What is expected –
Only the pictures are left out: repeat the rest of the entries exactly.

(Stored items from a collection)
— BEGIN —

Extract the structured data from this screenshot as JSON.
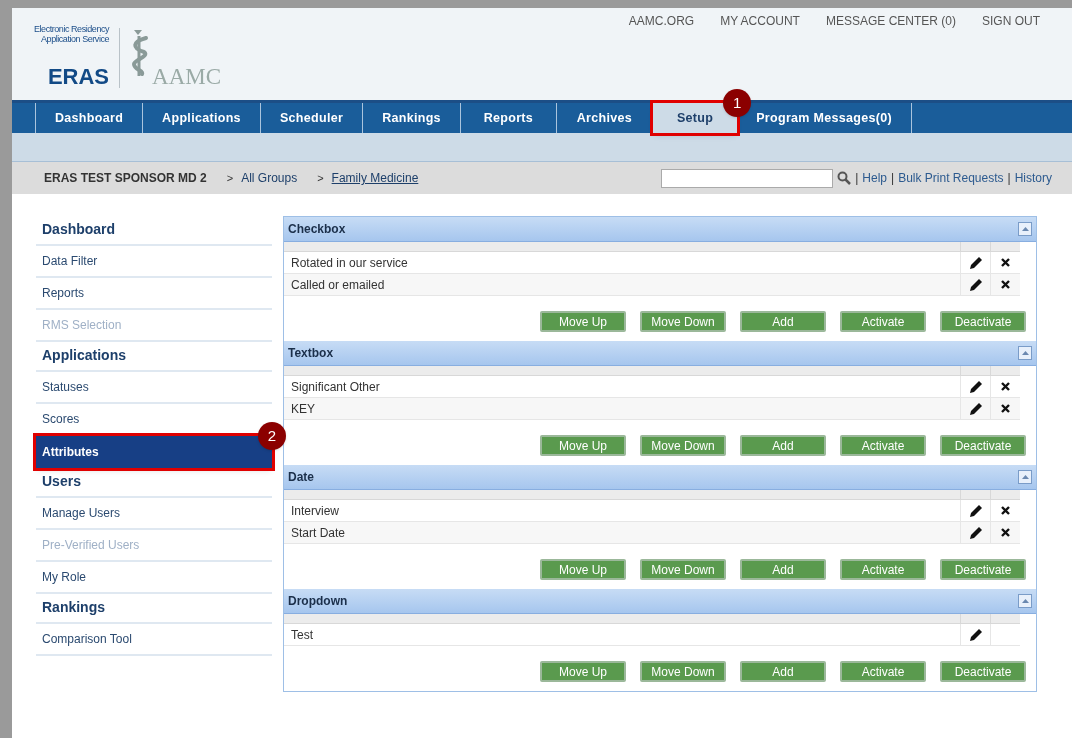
{
  "logo": {
    "tagline_1": "Electronic Residency",
    "tagline_2": "Application Service",
    "wordmark": "ERAS",
    "partner": "AAMC"
  },
  "top_links": [
    "AAMC.ORG",
    "MY ACCOUNT",
    "MESSAGE CENTER (0)",
    "SIGN OUT"
  ],
  "nav_tabs": [
    {
      "label": "Dashboard",
      "selected": false
    },
    {
      "label": "Applications",
      "selected": false
    },
    {
      "label": "Scheduler",
      "selected": false
    },
    {
      "label": "Rankings",
      "selected": false
    },
    {
      "label": "Reports",
      "selected": false
    },
    {
      "label": "Archives",
      "selected": false
    },
    {
      "label": "Setup",
      "selected": true,
      "callout": "1"
    },
    {
      "label": "Program Messages(0)",
      "selected": false
    }
  ],
  "breadcrumb": {
    "sponsor": "ERAS TEST SPONSOR MD 2",
    "crumbs": [
      {
        "arrow": ">",
        "label": "All Groups",
        "underlined": false
      },
      {
        "arrow": ">",
        "label": "Family Medicine",
        "underlined": true
      }
    ]
  },
  "utility": {
    "separator": "|",
    "links": [
      "Help",
      "Bulk Print Requests",
      "History"
    ]
  },
  "sidebar": [
    {
      "heading": "Dashboard",
      "items": [
        {
          "label": "Data Filter",
          "selected": false,
          "disabled": false
        },
        {
          "label": "Reports",
          "selected": false,
          "disabled": false
        },
        {
          "label": "RMS Selection",
          "selected": false,
          "disabled": true
        }
      ]
    },
    {
      "heading": "Applications",
      "items": [
        {
          "label": "Statuses",
          "selected": false,
          "disabled": false
        },
        {
          "label": "Scores",
          "selected": false,
          "disabled": false
        },
        {
          "label": "Attributes",
          "selected": true,
          "disabled": false,
          "callout": "2"
        }
      ]
    },
    {
      "heading": "Users",
      "items": [
        {
          "label": "Manage Users",
          "selected": false,
          "disabled": false
        },
        {
          "label": "Pre-Verified Users",
          "selected": false,
          "disabled": true
        },
        {
          "label": "My Role",
          "selected": false,
          "disabled": false
        }
      ]
    },
    {
      "heading": "Rankings",
      "items": [
        {
          "label": "Comparison Tool",
          "selected": false,
          "disabled": false
        }
      ]
    }
  ],
  "panels": [
    {
      "title": "Checkbox",
      "rows": [
        {
          "name": "Rotated in our service",
          "deletable": true
        },
        {
          "name": "Called or emailed",
          "deletable": true
        }
      ],
      "buttons": [
        "Move Up",
        "Move Down",
        "Add",
        "Activate",
        "Deactivate"
      ]
    },
    {
      "title": "Textbox",
      "rows": [
        {
          "name": "Significant Other",
          "deletable": true
        },
        {
          "name": "KEY",
          "deletable": true
        }
      ],
      "buttons": [
        "Move Up",
        "Move Down",
        "Add",
        "Activate",
        "Deactivate"
      ]
    },
    {
      "title": "Date",
      "rows": [
        {
          "name": "Interview",
          "deletable": true
        },
        {
          "name": "Start Date",
          "deletable": true
        }
      ],
      "buttons": [
        "Move Up",
        "Move Down",
        "Add",
        "Activate",
        "Deactivate"
      ]
    },
    {
      "title": "Dropdown",
      "rows": [
        {
          "name": "Test",
          "deletable": false
        }
      ],
      "buttons": [
        "Move Up",
        "Move Down",
        "Add",
        "Activate",
        "Deactivate"
      ]
    }
  ]
}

— END —

Task response –
Extract the structured data from this screenshot as JSON.
{
  "logo": {
    "tagline_1": "Electronic Residency",
    "tagline_2": "Application Service",
    "wordmark": "ERAS",
    "partner": "AAMC"
  },
  "top_links": [
    "AAMC.ORG",
    "MY ACCOUNT",
    "MESSAGE CENTER (0)",
    "SIGN OUT"
  ],
  "nav_tabs": [
    {
      "label": "Dashboard",
      "selected": false
    },
    {
      "label": "Applications",
      "selected": false
    },
    {
      "label": "Scheduler",
      "selected": false
    },
    {
      "label": "Rankings",
      "selected": false
    },
    {
      "label": "Reports",
      "selected": false
    },
    {
      "label": "Archives",
      "selected": false
    },
    {
      "label": "Setup",
      "selected": true,
      "callout": "1"
    },
    {
      "label": "Program Messages(0)",
      "selected": false
    }
  ],
  "breadcrumb": {
    "sponsor": "ERAS TEST SPONSOR MD 2",
    "crumbs": [
      {
        "arrow": ">",
        "label": "All Groups",
        "underlined": false
      },
      {
        "arrow": ">",
        "label": "Family Medicine",
        "underlined": true
      }
    ]
  },
  "utility": {
    "separator": "|",
    "links": [
      "Help",
      "Bulk Print Requests",
      "History"
    ]
  },
  "sidebar": [
    {
      "heading": "Dashboard",
      "items": [
        {
          "label": "Data Filter",
          "selected": false,
          "disabled": false
        },
        {
          "label": "Reports",
          "selected": false,
          "disabled": false
        },
        {
          "label": "RMS Selection",
          "selected": false,
          "disabled": true
        }
      ]
    },
    {
      "heading": "Applications",
      "items": [
        {
          "label": "Statuses",
          "selected": false,
          "disabled": false
        },
        {
          "label": "Scores",
          "selected": false,
          "disabled": false
        },
        {
          "label": "Attributes",
          "selected": true,
          "disabled": false,
          "callout": "2"
        }
      ]
    },
    {
      "heading": "Users",
      "items": [
        {
          "label": "Manage Users",
          "selected": false,
          "disabled": false
        },
        {
          "label": "Pre-Verified Users",
          "selected": false,
          "disabled": true
        },
        {
          "label": "My Role",
          "selected": false,
          "disabled": false
        }
      ]
    },
    {
      "heading": "Rankings",
      "items": [
        {
          "label": "Comparison Tool",
          "selected": false,
          "disabled": false
        }
      ]
    }
  ],
  "panels": [
    {
      "title": "Checkbox",
      "rows": [
        {
          "name": "Rotated in our service",
          "deletable": true
        },
        {
          "name": "Called or emailed",
          "deletable": true
        }
      ],
      "buttons": [
        "Move Up",
        "Move Down",
        "Add",
        "Activate",
        "Deactivate"
      ]
    },
    {
      "title": "Textbox",
      "rows": [
        {
          "name": "Significant Other",
          "deletable": true
        },
        {
          "name": "KEY",
          "deletable": true
        }
      ],
      "buttons": [
        "Move Up",
        "Move Down",
        "Add",
        "Activate",
        "Deactivate"
      ]
    },
    {
      "title": "Date",
      "rows": [
        {
          "name": "Interview",
          "deletable": true
        },
        {
          "name": "Start Date",
          "deletable": true
        }
      ],
      "buttons": [
        "Move Up",
        "Move Down",
        "Add",
        "Activate",
        "Deactivate"
      ]
    },
    {
      "title": "Dropdown",
      "rows": [
        {
          "name": "Test",
          "deletable": false
        }
      ],
      "buttons": [
        "Move Up",
        "Move Down",
        "Add",
        "Activate",
        "Deactivate"
      ]
    }
  ]
}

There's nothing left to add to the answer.